Exercise brief – Copy every line that holds "vertical".

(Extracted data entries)

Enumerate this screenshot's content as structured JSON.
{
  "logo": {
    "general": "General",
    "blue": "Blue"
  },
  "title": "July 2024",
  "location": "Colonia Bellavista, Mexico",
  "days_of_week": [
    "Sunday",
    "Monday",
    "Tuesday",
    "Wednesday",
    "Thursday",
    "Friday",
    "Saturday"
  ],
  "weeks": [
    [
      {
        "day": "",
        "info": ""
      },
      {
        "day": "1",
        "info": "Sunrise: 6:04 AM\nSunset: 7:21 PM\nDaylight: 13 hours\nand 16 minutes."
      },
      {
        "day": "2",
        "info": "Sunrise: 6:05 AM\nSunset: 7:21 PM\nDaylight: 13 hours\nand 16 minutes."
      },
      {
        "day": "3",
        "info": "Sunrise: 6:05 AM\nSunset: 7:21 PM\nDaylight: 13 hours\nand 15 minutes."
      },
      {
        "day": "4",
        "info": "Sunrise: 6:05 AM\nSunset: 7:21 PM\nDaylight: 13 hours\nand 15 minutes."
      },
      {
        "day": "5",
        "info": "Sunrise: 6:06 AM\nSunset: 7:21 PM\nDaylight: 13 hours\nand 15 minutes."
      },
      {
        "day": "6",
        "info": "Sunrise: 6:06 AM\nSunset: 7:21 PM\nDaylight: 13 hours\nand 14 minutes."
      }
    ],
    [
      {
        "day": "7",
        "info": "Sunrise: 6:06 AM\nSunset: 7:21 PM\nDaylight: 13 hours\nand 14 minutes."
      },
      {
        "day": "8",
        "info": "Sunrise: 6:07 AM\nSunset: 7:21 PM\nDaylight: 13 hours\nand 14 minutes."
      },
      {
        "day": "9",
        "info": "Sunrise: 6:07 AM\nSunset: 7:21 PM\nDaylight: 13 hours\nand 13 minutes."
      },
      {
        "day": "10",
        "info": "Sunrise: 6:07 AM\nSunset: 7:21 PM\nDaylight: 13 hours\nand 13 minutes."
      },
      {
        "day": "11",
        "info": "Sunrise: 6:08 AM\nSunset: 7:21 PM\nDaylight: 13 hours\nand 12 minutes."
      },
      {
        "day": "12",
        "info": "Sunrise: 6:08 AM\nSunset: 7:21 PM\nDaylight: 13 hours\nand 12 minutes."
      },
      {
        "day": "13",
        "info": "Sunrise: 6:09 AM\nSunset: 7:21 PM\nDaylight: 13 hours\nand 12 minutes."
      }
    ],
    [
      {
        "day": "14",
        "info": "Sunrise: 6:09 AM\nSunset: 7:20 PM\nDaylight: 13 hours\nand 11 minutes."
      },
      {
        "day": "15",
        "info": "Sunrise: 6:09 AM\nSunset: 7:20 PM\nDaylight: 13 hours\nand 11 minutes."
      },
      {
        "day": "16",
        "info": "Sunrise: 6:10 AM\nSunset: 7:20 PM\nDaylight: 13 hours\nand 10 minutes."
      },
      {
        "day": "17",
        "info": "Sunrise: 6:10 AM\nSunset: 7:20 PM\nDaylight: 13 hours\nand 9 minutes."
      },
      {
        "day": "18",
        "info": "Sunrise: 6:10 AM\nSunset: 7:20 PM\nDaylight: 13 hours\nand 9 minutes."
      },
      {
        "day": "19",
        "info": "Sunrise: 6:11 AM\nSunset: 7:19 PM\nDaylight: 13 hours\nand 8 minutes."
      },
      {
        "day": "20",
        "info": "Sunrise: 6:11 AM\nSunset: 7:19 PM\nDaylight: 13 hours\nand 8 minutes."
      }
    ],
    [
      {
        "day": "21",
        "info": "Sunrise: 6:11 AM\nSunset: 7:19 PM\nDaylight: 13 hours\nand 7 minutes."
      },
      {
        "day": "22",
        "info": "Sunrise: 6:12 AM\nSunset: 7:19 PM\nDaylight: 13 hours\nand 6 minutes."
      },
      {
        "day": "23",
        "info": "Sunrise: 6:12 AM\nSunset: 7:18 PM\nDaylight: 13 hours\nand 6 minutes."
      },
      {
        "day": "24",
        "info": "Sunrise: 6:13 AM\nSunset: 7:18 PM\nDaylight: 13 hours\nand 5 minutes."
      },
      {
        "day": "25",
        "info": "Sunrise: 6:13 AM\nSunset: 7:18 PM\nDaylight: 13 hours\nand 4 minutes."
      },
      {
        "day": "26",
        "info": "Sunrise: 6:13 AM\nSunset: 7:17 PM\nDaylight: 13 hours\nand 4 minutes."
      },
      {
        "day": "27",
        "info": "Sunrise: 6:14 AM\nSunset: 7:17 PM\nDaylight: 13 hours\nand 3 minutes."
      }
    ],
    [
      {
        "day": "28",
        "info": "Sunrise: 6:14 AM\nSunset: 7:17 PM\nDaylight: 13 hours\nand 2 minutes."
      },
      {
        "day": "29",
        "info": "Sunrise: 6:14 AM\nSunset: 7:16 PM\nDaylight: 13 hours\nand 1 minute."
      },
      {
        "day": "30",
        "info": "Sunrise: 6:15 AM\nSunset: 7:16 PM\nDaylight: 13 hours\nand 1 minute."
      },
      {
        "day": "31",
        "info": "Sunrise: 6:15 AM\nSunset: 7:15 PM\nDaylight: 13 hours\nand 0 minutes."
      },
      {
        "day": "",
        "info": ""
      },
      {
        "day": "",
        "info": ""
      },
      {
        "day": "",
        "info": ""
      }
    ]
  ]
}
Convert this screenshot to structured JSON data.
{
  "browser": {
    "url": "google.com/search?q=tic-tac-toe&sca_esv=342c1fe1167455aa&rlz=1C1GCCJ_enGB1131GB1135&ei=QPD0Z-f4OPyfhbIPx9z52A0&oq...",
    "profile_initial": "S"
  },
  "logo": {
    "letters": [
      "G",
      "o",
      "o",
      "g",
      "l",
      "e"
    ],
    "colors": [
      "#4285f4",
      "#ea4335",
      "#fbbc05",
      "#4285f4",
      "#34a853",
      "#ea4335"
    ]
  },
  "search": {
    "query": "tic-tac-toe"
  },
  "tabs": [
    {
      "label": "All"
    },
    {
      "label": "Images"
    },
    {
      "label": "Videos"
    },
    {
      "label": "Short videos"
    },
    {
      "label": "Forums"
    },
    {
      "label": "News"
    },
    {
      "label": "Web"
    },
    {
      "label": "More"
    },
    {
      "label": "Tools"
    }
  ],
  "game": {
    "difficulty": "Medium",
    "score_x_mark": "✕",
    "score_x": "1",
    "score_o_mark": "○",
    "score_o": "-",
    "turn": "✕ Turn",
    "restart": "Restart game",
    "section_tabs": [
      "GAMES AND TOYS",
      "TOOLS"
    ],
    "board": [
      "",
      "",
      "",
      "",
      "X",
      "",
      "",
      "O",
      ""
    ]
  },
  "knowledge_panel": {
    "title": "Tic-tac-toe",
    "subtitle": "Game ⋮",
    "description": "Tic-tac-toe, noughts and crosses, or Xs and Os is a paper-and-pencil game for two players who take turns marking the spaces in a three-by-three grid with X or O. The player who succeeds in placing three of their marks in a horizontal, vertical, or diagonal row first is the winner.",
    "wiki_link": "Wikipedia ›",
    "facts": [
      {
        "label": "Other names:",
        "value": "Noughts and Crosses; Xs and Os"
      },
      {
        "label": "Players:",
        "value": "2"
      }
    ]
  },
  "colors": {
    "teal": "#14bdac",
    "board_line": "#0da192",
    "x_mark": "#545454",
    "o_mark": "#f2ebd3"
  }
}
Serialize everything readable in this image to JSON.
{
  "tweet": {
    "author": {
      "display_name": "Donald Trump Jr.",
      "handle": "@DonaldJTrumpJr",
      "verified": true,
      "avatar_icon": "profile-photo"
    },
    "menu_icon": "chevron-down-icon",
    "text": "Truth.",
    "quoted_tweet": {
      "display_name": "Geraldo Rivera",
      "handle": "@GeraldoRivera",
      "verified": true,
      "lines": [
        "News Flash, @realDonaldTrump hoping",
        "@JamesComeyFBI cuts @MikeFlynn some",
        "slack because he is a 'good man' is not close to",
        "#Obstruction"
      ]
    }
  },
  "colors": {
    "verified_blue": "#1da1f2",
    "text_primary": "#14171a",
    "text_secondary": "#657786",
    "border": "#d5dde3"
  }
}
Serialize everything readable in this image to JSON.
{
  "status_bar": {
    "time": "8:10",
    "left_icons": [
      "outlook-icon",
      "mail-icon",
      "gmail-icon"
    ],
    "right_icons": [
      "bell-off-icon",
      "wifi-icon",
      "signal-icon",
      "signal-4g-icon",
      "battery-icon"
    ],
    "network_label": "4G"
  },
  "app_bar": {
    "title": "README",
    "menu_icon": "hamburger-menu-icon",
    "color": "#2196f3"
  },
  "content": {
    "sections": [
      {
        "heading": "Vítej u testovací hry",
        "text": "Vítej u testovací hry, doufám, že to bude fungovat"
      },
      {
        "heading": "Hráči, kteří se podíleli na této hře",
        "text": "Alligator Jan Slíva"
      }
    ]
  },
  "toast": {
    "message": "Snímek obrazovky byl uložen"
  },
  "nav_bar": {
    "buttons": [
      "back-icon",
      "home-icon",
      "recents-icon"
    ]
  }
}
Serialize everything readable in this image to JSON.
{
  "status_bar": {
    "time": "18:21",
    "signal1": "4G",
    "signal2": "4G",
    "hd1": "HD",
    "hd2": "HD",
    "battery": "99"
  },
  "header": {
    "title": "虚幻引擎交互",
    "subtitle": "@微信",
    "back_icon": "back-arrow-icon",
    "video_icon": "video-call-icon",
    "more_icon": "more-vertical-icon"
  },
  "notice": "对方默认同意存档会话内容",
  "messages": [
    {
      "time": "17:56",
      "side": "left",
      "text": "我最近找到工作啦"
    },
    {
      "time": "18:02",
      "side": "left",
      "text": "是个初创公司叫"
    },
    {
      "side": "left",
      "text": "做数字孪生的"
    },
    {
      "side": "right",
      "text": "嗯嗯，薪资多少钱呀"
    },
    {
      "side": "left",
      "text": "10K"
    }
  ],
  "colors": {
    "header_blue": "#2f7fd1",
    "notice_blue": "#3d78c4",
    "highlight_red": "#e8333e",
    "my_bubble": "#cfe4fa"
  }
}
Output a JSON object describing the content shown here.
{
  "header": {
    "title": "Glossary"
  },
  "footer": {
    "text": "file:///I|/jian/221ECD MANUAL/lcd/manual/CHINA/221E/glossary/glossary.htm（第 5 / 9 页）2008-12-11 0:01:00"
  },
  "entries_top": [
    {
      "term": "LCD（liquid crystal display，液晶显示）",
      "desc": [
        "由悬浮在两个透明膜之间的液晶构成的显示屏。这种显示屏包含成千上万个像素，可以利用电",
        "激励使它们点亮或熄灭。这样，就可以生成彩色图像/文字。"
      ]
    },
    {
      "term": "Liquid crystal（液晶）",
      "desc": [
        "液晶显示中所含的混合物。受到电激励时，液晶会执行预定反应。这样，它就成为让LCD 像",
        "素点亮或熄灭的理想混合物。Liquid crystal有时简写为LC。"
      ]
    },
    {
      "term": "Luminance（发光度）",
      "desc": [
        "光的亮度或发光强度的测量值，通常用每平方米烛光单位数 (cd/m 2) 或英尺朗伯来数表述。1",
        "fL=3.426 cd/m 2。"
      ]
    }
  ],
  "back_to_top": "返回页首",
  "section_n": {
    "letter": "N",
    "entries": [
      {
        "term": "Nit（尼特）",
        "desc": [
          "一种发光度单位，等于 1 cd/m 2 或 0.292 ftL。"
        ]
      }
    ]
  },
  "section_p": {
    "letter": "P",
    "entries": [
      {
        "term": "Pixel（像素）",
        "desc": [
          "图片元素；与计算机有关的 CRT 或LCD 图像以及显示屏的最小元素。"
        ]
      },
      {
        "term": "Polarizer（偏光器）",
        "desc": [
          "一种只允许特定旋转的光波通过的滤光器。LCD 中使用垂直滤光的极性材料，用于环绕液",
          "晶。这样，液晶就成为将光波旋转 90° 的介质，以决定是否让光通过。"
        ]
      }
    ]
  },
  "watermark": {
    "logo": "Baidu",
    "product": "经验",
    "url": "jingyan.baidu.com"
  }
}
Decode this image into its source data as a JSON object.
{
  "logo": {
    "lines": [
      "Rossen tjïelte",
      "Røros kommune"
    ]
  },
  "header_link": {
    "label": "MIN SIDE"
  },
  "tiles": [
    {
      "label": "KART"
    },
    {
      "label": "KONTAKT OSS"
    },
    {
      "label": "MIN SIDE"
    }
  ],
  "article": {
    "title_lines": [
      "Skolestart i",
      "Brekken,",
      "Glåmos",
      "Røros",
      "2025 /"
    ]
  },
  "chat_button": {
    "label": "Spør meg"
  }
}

Result of this exercise –
    "description": "Tic-tac-toe, noughts and crosses, or Xs and Os is a paper-and-pencil game for two players who take turns marking the spaces in a three-by-three grid with X or O. The player who succeeds in placing three of their marks in a horizontal, vertical, or diagonal row first is the winner.",
    "more_icon": "more-vertical-icon"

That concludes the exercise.